_TO DO_
Print out the entries below with no edits.

>> BEGIN RECORDS

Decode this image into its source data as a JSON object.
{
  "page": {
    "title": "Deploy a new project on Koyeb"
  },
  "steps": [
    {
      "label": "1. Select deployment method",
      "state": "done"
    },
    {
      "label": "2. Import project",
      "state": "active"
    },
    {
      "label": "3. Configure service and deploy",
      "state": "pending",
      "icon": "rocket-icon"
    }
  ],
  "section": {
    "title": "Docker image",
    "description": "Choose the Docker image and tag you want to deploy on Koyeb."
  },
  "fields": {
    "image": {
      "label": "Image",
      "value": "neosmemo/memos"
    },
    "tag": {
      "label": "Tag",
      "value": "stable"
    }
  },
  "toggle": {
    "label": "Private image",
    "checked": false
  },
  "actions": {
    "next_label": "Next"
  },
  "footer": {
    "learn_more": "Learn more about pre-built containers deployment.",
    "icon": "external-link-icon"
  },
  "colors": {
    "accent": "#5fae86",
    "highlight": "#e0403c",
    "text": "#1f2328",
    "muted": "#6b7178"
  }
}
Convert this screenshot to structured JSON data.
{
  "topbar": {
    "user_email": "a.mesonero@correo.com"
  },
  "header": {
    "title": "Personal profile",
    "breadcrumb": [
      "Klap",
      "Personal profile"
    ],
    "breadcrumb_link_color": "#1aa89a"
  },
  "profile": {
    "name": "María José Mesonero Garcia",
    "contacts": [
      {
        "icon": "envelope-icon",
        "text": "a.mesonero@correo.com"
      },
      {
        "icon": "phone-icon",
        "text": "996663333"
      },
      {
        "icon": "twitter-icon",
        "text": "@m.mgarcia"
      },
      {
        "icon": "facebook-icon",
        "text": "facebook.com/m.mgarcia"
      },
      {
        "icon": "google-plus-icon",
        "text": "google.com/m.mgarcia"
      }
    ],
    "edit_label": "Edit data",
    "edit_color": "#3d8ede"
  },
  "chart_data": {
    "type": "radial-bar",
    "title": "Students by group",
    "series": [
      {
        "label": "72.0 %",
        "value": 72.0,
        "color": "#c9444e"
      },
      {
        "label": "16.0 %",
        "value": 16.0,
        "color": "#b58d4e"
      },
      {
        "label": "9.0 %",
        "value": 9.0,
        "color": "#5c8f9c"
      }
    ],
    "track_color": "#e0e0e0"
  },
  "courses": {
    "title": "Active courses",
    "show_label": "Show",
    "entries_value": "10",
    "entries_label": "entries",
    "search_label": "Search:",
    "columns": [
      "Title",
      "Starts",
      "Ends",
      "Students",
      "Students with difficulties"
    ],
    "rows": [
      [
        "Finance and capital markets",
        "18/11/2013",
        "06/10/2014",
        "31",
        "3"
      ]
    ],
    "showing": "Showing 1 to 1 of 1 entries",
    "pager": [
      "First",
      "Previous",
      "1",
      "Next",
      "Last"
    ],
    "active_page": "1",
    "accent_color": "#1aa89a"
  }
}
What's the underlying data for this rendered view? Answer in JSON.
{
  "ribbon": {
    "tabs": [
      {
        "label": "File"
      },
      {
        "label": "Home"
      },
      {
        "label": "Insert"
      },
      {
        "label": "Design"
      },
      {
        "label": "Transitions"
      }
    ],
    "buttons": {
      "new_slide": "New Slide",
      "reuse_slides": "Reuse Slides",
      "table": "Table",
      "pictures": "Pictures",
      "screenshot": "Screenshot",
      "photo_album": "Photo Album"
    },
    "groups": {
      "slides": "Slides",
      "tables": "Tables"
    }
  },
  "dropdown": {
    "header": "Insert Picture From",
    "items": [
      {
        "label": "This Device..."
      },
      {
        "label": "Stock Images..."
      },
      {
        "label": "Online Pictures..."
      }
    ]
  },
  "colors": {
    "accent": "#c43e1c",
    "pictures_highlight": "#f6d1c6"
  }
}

>> END RECORDS

_REPLY_
Decode this image into its source data as a JSON object.
{
  "page": {
    "title": "Deploy a new project on Koyeb"
  },
  "steps": [
    {
      "label": "1. Select deployment method",
      "state": "done"
    },
    {
      "label": "2. Import project",
      "state": "active"
    },
    {
      "label": "3. Configure service and deploy",
      "state": "pending",
      "icon": "rocket-icon"
    }
  ],
  "section": {
    "title": "Docker image",
    "description": "Choose the Docker image and tag you want to deploy on Koyeb."
  },
  "fields": {
    "image": {
      "label": "Image",
      "value": "neosmemo/memos"
    },
    "tag": {
      "label": "Tag",
      "value": "stable"
    }
  },
  "toggle": {
    "label": "Private image",
    "checked": false
  },
  "actions": {
    "next_label": "Next"
  },
  "footer": {
    "learn_more": "Learn more about pre-built containers deployment.",
    "icon": "external-link-icon"
  },
  "colors": {
    "accent": "#5fae86",
    "highlight": "#e0403c",
    "text": "#1f2328",
    "muted": "#6b7178"
  }
}
Convert this screenshot to structured JSON data.
{
  "topbar": {
    "user_email": "a.mesonero@correo.com"
  },
  "header": {
    "title": "Personal profile",
    "breadcrumb": [
      "Klap",
      "Personal profile"
    ],
    "breadcrumb_link_color": "#1aa89a"
  },
  "profile": {
    "name": "María José Mesonero Garcia",
    "contacts": [
      {
        "icon": "envelope-icon",
        "text": "a.mesonero@correo.com"
      },
      {
        "icon": "phone-icon",
        "text": "996663333"
      },
      {
        "icon": "twitter-icon",
        "text": "@m.mgarcia"
      },
      {
        "icon": "facebook-icon",
        "text": "facebook.com/m.mgarcia"
      },
      {
        "icon": "google-plus-icon",
        "text": "google.com/m.mgarcia"
      }
    ],
    "edit_label": "Edit data",
    "edit_color": "#3d8ede"
  },
  "chart_data": {
    "type": "radial-bar",
    "title": "Students by group",
    "series": [
      {
        "label": "72.0 %",
        "value": 72.0,
        "color": "#c9444e"
      },
      {
        "label": "16.0 %",
        "value": 16.0,
        "color": "#b58d4e"
      },
      {
        "label": "9.0 %",
        "value": 9.0,
        "color": "#5c8f9c"
      }
    ],
    "track_color": "#e0e0e0"
  },
  "courses": {
    "title": "Active courses",
    "show_label": "Show",
    "entries_value": "10",
    "entries_label": "entries",
    "search_label": "Search:",
    "columns": [
      "Title",
      "Starts",
      "Ends",
      "Students",
      "Students with difficulties"
    ],
    "rows": [
      [
        "Finance and capital markets",
        "18/11/2013",
        "06/10/2014",
        "31",
        "3"
      ]
    ],
    "showing": "Showing 1 to 1 of 1 entries",
    "pager": [
      "First",
      "Previous",
      "1",
      "Next",
      "Last"
    ],
    "active_page": "1",
    "accent_color": "#1aa89a"
  }
}
What's the underlying data for this rendered view? Answer in JSON.
{
  "ribbon": {
    "tabs": [
      {
        "label": "File"
      },
      {
        "label": "Home"
      },
      {
        "label": "Insert"
      },
      {
        "label": "Design"
      },
      {
        "label": "Transitions"
      }
    ],
    "buttons": {
      "new_slide": "New Slide",
      "reuse_slides": "Reuse Slides",
      "table": "Table",
      "pictures": "Pictures",
      "screenshot": "Screenshot",
      "photo_album": "Photo Album"
    },
    "groups": {
      "slides": "Slides",
      "tables": "Tables"
    }
  },
  "dropdown": {
    "header": "Insert Picture From",
    "items": [
      {
        "label": "This Device..."
      },
      {
        "label": "Stock Images..."
      },
      {
        "label": "Online Pictures..."
      }
    ]
  },
  "colors": {
    "accent": "#c43e1c",
    "pictures_highlight": "#f6d1c6"
  }
}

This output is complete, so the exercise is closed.